Items listed in a dataset:
——

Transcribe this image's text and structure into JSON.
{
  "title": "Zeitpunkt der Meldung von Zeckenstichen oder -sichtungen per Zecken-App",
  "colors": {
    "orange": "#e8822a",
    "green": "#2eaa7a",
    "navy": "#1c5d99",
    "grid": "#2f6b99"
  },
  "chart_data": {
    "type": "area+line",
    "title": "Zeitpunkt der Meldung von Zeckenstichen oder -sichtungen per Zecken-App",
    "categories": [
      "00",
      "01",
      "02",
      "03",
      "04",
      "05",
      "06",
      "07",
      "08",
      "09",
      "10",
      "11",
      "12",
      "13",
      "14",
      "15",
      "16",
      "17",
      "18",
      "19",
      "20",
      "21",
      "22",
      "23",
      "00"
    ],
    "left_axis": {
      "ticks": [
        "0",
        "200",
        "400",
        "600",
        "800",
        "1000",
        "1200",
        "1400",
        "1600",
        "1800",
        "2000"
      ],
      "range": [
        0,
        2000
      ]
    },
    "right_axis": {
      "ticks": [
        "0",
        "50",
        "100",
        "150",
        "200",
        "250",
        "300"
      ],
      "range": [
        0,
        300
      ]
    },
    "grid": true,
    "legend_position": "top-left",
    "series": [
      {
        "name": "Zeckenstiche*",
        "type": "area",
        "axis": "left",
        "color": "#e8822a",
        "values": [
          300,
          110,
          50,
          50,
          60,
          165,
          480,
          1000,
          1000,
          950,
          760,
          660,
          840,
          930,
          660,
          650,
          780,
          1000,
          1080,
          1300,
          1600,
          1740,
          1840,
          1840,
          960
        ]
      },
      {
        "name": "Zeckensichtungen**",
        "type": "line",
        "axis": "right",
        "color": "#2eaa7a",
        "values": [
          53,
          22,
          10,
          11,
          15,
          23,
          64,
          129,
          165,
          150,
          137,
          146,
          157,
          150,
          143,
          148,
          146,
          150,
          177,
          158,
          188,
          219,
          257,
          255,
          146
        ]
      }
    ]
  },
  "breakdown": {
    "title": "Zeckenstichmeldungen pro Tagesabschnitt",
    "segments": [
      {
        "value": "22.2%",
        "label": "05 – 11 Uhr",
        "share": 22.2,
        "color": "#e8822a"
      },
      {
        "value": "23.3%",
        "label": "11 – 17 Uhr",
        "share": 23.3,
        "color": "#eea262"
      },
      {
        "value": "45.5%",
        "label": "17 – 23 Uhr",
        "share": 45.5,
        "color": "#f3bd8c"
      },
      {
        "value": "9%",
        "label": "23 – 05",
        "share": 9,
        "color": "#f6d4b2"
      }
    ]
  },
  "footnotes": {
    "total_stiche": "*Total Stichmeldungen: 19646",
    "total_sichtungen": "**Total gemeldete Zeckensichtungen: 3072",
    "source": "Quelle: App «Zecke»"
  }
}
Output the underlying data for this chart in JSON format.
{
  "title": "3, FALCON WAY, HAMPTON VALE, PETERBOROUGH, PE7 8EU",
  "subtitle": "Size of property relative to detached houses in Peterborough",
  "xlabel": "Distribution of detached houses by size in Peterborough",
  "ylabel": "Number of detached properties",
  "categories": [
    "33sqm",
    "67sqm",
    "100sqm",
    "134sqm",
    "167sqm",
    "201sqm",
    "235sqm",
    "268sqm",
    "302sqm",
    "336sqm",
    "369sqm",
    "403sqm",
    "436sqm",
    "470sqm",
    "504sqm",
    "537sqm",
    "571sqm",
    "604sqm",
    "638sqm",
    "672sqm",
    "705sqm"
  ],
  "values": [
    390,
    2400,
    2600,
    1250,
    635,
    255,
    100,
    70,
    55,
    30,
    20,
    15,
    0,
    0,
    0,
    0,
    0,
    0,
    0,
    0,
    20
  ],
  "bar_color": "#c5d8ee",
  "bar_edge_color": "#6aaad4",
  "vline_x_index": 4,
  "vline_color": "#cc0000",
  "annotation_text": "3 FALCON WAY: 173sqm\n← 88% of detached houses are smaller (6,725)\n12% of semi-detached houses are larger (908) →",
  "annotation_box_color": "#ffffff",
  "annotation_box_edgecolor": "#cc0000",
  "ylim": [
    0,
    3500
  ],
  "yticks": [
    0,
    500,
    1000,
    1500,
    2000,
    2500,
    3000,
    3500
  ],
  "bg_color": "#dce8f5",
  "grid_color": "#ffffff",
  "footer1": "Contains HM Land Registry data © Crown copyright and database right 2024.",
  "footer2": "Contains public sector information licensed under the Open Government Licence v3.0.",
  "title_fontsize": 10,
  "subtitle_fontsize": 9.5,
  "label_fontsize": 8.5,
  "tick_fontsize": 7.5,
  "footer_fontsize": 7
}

——

• **What is needed**
Without omitting anything, output the entries exactly.

• **Result of the task**
Transcribe this image's text and structure into JSON.
{
  "title": "Zeitpunkt der Meldung von Zeckenstichen oder -sichtungen per Zecken-App",
  "colors": {
    "orange": "#e8822a",
    "green": "#2eaa7a",
    "navy": "#1c5d99",
    "grid": "#2f6b99"
  },
  "chart_data": {
    "type": "area+line",
    "title": "Zeitpunkt der Meldung von Zeckenstichen oder -sichtungen per Zecken-App",
    "categories": [
      "00",
      "01",
      "02",
      "03",
      "04",
      "05",
      "06",
      "07",
      "08",
      "09",
      "10",
      "11",
      "12",
      "13",
      "14",
      "15",
      "16",
      "17",
      "18",
      "19",
      "20",
      "21",
      "22",
      "23",
      "00"
    ],
    "left_axis": {
      "ticks": [
        "0",
        "200",
        "400",
        "600",
        "800",
        "1000",
        "1200",
        "1400",
        "1600",
        "1800",
        "2000"
      ],
      "range": [
        0,
        2000
      ]
    },
    "right_axis": {
      "ticks": [
        "0",
        "50",
        "100",
        "150",
        "200",
        "250",
        "300"
      ],
      "range": [
        0,
        300
      ]
    },
    "grid": true,
    "legend_position": "top-left",
    "series": [
      {
        "name": "Zeckenstiche*",
        "type": "area",
        "axis": "left",
        "color": "#e8822a",
        "values": [
          300,
          110,
          50,
          50,
          60,
          165,
          480,
          1000,
          1000,
          950,
          760,
          660,
          840,
          930,
          660,
          650,
          780,
          1000,
          1080,
          1300,
          1600,
          1740,
          1840,
          1840,
          960
        ]
      },
      {
        "name": "Zeckensichtungen**",
        "type": "line",
        "axis": "right",
        "color": "#2eaa7a",
        "values": [
          53,
          22,
          10,
          11,
          15,
          23,
          64,
          129,
          165,
          150,
          137,
          146,
          157,
          150,
          143,
          148,
          146,
          150,
          177,
          158,
          188,
          219,
          257,
          255,
          146
        ]
      }
    ]
  },
  "breakdown": {
    "title": "Zeckenstichmeldungen pro Tagesabschnitt",
    "segments": [
      {
        "value": "22.2%",
        "label": "05 – 11 Uhr",
        "share": 22.2,
        "color": "#e8822a"
      },
      {
        "value": "23.3%",
        "label": "11 – 17 Uhr",
        "share": 23.3,
        "color": "#eea262"
      },
      {
        "value": "45.5%",
        "label": "17 – 23 Uhr",
        "share": 45.5,
        "color": "#f3bd8c"
      },
      {
        "value": "9%",
        "label": "23 – 05",
        "share": 9,
        "color": "#f6d4b2"
      }
    ]
  },
  "footnotes": {
    "total_stiche": "*Total Stichmeldungen: 19646",
    "total_sichtungen": "**Total gemeldete Zeckensichtungen: 3072",
    "source": "Quelle: App «Zecke»"
  }
}
Output the underlying data for this chart in JSON format.
{
  "title": "3, FALCON WAY, HAMPTON VALE, PETERBOROUGH, PE7 8EU",
  "subtitle": "Size of property relative to detached houses in Peterborough",
  "xlabel": "Distribution of detached houses by size in Peterborough",
  "ylabel": "Number of detached properties",
  "categories": [
    "33sqm",
    "67sqm",
    "100sqm",
    "134sqm",
    "167sqm",
    "201sqm",
    "235sqm",
    "268sqm",
    "302sqm",
    "336sqm",
    "369sqm",
    "403sqm",
    "436sqm",
    "470sqm",
    "504sqm",
    "537sqm",
    "571sqm",
    "604sqm",
    "638sqm",
    "672sqm",
    "705sqm"
  ],
  "values": [
    390,
    2400,
    2600,
    1250,
    635,
    255,
    100,
    70,
    55,
    30,
    20,
    15,
    0,
    0,
    0,
    0,
    0,
    0,
    0,
    0,
    20
  ],
  "bar_color": "#c5d8ee",
  "bar_edge_color": "#6aaad4",
  "vline_x_index": 4,
  "vline_color": "#cc0000",
  "annotation_text": "3 FALCON WAY: 173sqm\n← 88% of detached houses are smaller (6,725)\n12% of semi-detached houses are larger (908) →",
  "annotation_box_color": "#ffffff",
  "annotation_box_edgecolor": "#cc0000",
  "ylim": [
    0,
    3500
  ],
  "yticks": [
    0,
    500,
    1000,
    1500,
    2000,
    2500,
    3000,
    3500
  ],
  "bg_color": "#dce8f5",
  "grid_color": "#ffffff",
  "footer1": "Contains HM Land Registry data © Crown copyright and database right 2024.",
  "footer2": "Contains public sector information licensed under the Open Government Licence v3.0.",
  "title_fontsize": 10,
  "subtitle_fontsize": 9.5,
  "label_fontsize": 8.5,
  "tick_fontsize": 7.5,
  "footer_fontsize": 7
}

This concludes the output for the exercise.